■ Exercise aim
Gather all lines in the records below that include the word "элементы".

####

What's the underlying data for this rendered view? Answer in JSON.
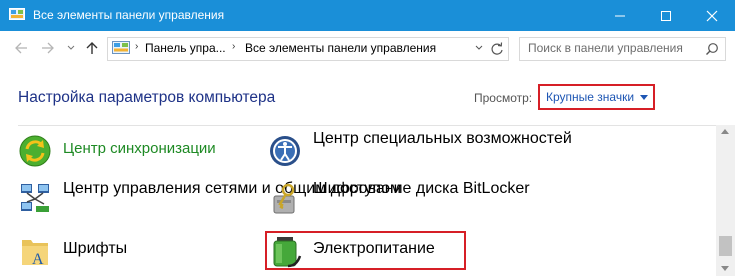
{
  "window": {
    "title": "Все элементы панели управления",
    "controls": {
      "minimize": "minimize-icon",
      "maximize": "maximize-icon",
      "close": "close-icon"
    }
  },
  "navigation": {
    "back": "back-arrow-icon",
    "forward": "forward-arrow-icon",
    "recent": "chevron-down-icon",
    "up": "up-arrow-icon",
    "breadcrumbs": [
      "Панель упра...",
      "Все элементы панели управления"
    ],
    "search_placeholder": "Поиск в панели управления"
  },
  "header": {
    "title": "Настройка параметров компьютера",
    "view_by_label": "Просмотр:",
    "view_by_value": "Крупные значки"
  },
  "items": [
    {
      "label": "Центр синхронизации",
      "icon": "sync-center-icon"
    },
    {
      "label": "Центр специальных\nвозможностей",
      "icon": "ease-of-access-icon"
    },
    {
      "label": "Центр управления сетями\nи общим доступом",
      "icon": "network-sharing-icon"
    },
    {
      "label": "Шифрование диска\nBitLocker",
      "icon": "bitlocker-icon"
    },
    {
      "label": "Шрифты",
      "icon": "fonts-icon"
    },
    {
      "label": "Электропитание",
      "icon": "power-options-icon"
    }
  ],
  "colors": {
    "titlebar": "#1a8fd8",
    "heading": "#1e3287",
    "item_link": "#1e8a24",
    "highlight": "#d61f26"
  }
}
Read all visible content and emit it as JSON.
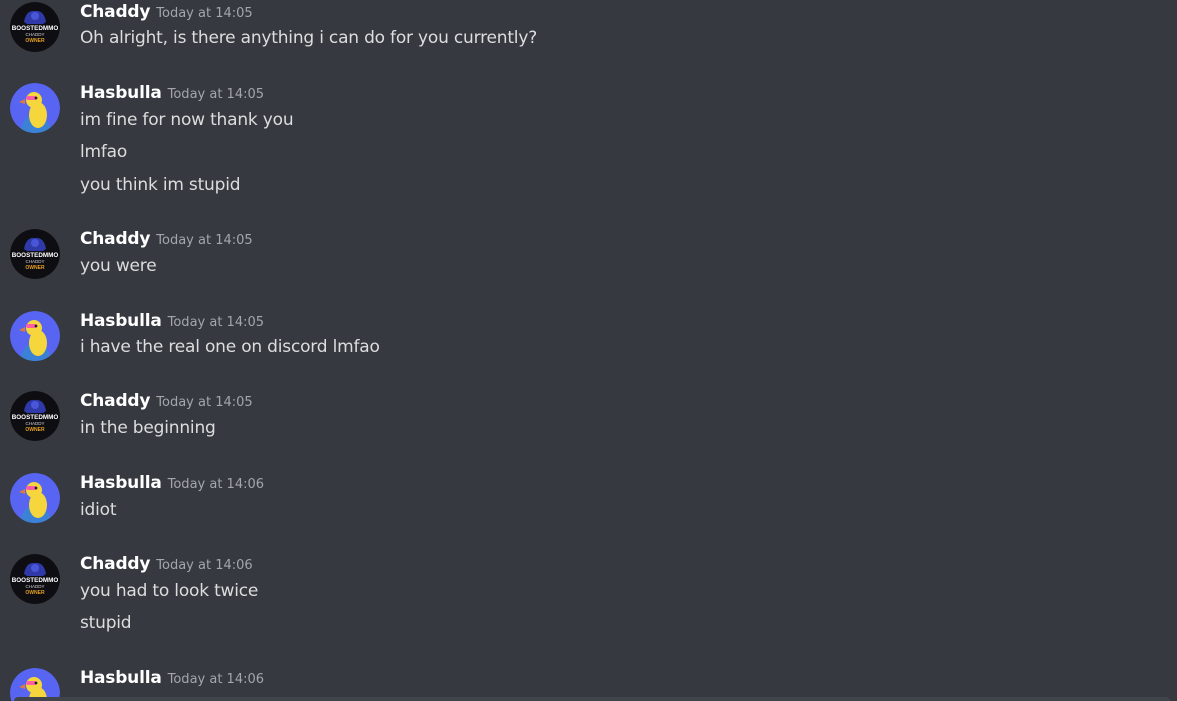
{
  "colors": {
    "background": "#36393f",
    "author": "#ffffff",
    "timestamp": "#a3a6aa",
    "message_text": "#dcddde",
    "hasbulla_avatar_bg": "#5865f2",
    "chaddy_avatar_bg": "#0d0d12"
  },
  "users": {
    "chaddy": {
      "name": "Chaddy",
      "avatar_icon": "boosted-mmo-logo-icon",
      "avatar_text": [
        "BOOSTEDMMO",
        "CHADDY",
        "OWNER"
      ]
    },
    "hasbulla": {
      "name": "Hasbulla",
      "avatar_icon": "yellow-duck-avatar-icon"
    }
  },
  "messages": [
    {
      "author": "Chaddy",
      "timestamp": "Today at 14:05",
      "lines": [
        "Oh alright, is there anything i can do for you currently?"
      ]
    },
    {
      "author": "Hasbulla",
      "timestamp": "Today at 14:05",
      "lines": [
        "im fine for now thank you",
        "lmfao",
        "you think im stupid"
      ]
    },
    {
      "author": "Chaddy",
      "timestamp": "Today at 14:05",
      "lines": [
        "you were"
      ]
    },
    {
      "author": "Hasbulla",
      "timestamp": "Today at 14:05",
      "lines": [
        "i have the real one on discord lmfao"
      ]
    },
    {
      "author": "Chaddy",
      "timestamp": "Today at 14:05",
      "lines": [
        "in the beginning"
      ]
    },
    {
      "author": "Hasbulla",
      "timestamp": "Today at 14:06",
      "lines": [
        "idiot"
      ]
    },
    {
      "author": "Chaddy",
      "timestamp": "Today at 14:06",
      "lines": [
        "you had to look twice",
        "stupid"
      ]
    },
    {
      "author": "Hasbulla",
      "timestamp": "Today at 14:06",
      "lines": []
    }
  ]
}
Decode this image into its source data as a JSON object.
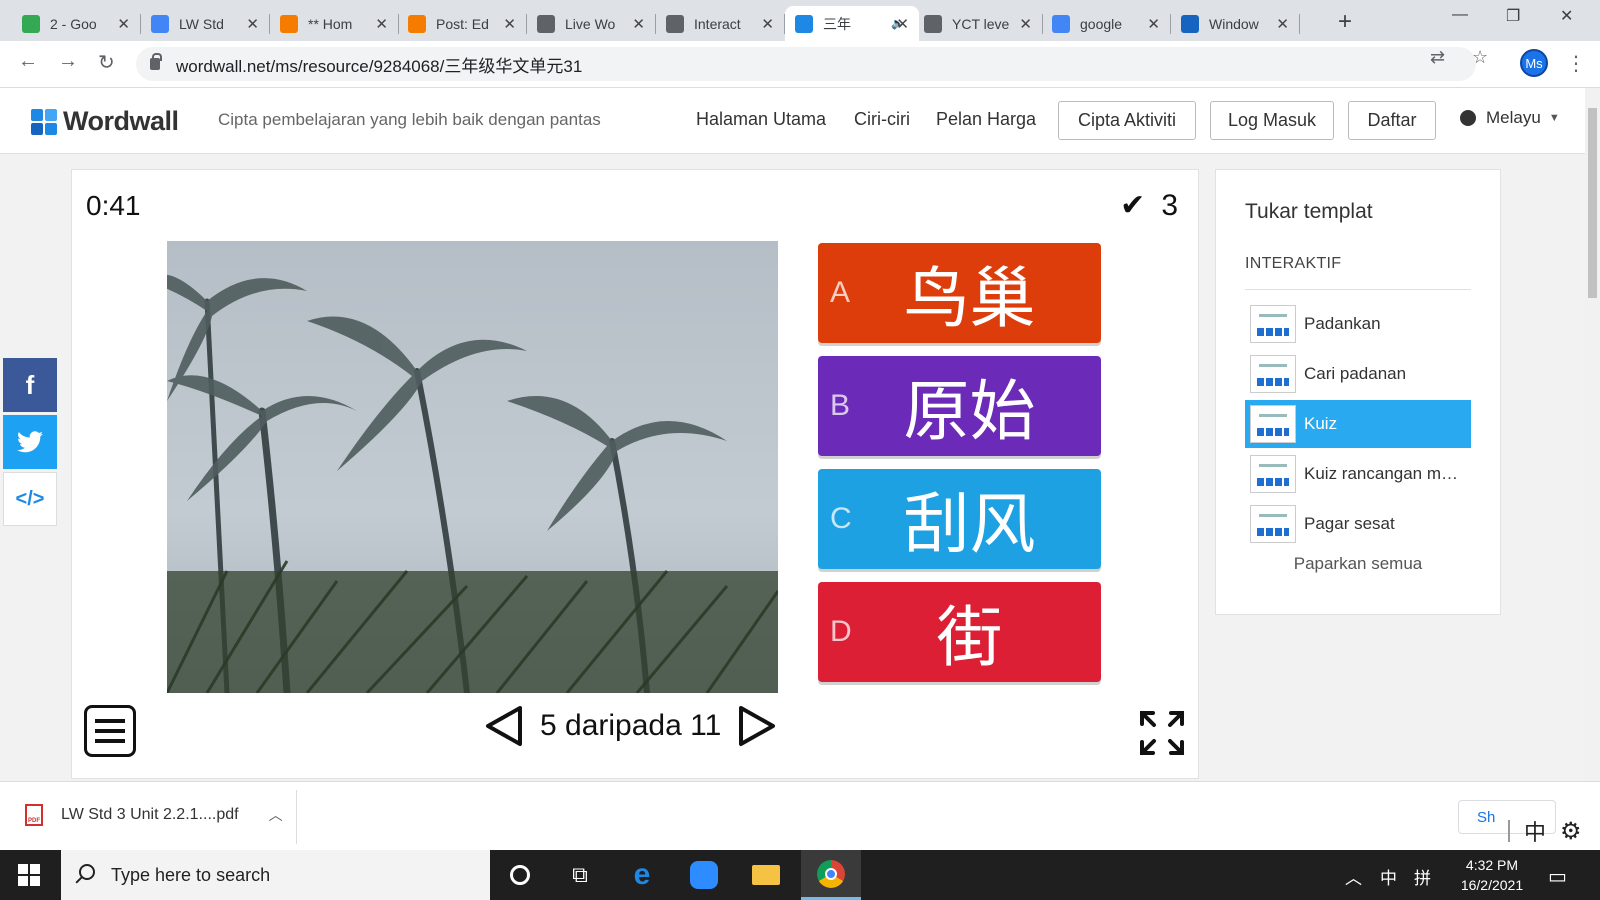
{
  "browser": {
    "tabs": [
      {
        "title": "2 - Goo",
        "icon": "google-drive-icon",
        "color": "#34a853"
      },
      {
        "title": "LW Std",
        "icon": "google-docs-icon",
        "color": "#4285f4"
      },
      {
        "title": "** Hom",
        "icon": "blogger-icon",
        "color": "#f57c00"
      },
      {
        "title": "Post: Ed",
        "icon": "blogger-icon",
        "color": "#f57c00"
      },
      {
        "title": "Live Wo",
        "icon": "globe-icon",
        "color": "#5f6368"
      },
      {
        "title": "Interact",
        "icon": "globe-icon",
        "color": "#5f6368"
      },
      {
        "title": "三年",
        "icon": "wordwall-icon",
        "color": "#1e88e5",
        "active": true
      },
      {
        "title": "YCT leve",
        "icon": "globe-icon",
        "color": "#5f6368"
      },
      {
        "title": "google",
        "icon": "google-icon",
        "color": "#4285f4"
      },
      {
        "title": "Window",
        "icon": "bot-icon",
        "color": "#1565c0"
      }
    ],
    "url": "wordwall.net/ms/resource/9284068/三年级华文单元31",
    "profile_initials": "Ms"
  },
  "site": {
    "logo": "Wordwall",
    "tagline": "Cipta pembelajaran yang lebih baik dengan pantas",
    "nav": [
      "Halaman Utama",
      "Ciri-ciri",
      "Pelan Harga"
    ],
    "create_button": "Cipta Aktiviti",
    "login_button": "Log Masuk",
    "register_button": "Daftar",
    "language": "Melayu"
  },
  "quiz": {
    "timer": "0:41",
    "score": "3",
    "answers": [
      {
        "letter": "A",
        "text": "鸟巢",
        "color": "#dd3d0b"
      },
      {
        "letter": "B",
        "text": "原始",
        "color": "#6c2ab8"
      },
      {
        "letter": "C",
        "text": "刮风",
        "color": "#1da1e2"
      },
      {
        "letter": "D",
        "text": "街",
        "color": "#dc1f35"
      }
    ],
    "pager": "5 daripada 11"
  },
  "side_panel": {
    "title": "Tukar templat",
    "section": "INTERAKTIF",
    "templates": [
      "Padankan",
      "Cari padanan",
      "Kuiz",
      "Kuiz rancangan ma...",
      "Pagar sesat"
    ],
    "active_template": "Kuiz",
    "show_all": "Paparkan semua"
  },
  "downloads": {
    "file": "LW Std 3 Unit 2.2.1....pdf",
    "show_all": "Sh"
  },
  "ime": {
    "mode": "中"
  },
  "taskbar": {
    "search_placeholder": "Type here to search",
    "time": "4:32 PM",
    "date": "16/2/2021",
    "tray_lang": "中",
    "tray_layout": "拼"
  }
}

####

■ The reply
    "title": "Все элементы панели управления",
      "Все элементы панели управления"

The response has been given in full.